[Element location listings]
****************

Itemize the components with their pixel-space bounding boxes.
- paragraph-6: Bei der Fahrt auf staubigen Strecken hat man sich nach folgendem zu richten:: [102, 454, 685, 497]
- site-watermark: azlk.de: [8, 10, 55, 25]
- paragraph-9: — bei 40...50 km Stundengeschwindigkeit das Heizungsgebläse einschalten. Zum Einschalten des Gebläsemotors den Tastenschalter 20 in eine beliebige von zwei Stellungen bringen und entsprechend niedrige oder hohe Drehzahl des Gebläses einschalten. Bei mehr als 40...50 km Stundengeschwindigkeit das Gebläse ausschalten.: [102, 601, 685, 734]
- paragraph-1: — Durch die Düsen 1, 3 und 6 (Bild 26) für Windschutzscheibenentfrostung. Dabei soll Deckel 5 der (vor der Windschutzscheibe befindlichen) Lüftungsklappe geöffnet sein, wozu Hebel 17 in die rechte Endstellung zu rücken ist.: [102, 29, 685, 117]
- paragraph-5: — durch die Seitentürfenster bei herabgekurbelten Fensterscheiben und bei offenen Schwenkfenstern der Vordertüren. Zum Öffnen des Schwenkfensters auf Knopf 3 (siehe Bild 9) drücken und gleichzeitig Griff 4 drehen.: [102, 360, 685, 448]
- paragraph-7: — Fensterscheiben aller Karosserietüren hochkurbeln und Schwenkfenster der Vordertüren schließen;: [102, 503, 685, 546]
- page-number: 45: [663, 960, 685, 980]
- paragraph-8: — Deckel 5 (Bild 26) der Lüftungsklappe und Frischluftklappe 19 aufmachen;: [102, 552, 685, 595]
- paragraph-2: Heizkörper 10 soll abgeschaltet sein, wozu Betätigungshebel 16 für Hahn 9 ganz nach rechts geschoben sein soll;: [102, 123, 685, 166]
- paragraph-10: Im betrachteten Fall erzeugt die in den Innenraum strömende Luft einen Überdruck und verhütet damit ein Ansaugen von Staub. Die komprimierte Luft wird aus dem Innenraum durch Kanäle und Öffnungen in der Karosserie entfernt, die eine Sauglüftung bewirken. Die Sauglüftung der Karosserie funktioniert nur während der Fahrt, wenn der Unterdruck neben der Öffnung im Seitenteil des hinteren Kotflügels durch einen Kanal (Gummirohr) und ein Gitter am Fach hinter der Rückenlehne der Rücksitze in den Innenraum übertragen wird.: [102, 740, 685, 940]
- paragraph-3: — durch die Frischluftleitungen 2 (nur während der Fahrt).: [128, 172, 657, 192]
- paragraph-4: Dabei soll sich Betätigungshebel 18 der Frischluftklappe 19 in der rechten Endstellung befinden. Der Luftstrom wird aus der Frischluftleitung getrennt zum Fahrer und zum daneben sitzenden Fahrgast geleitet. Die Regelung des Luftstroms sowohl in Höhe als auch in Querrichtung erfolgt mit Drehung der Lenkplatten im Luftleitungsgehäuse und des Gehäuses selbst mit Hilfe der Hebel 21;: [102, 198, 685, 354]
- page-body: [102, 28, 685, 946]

****************

Exercise description ▸ Count the lines in the records above that contain the string "sein" and give only the number.

Solution ▸ 2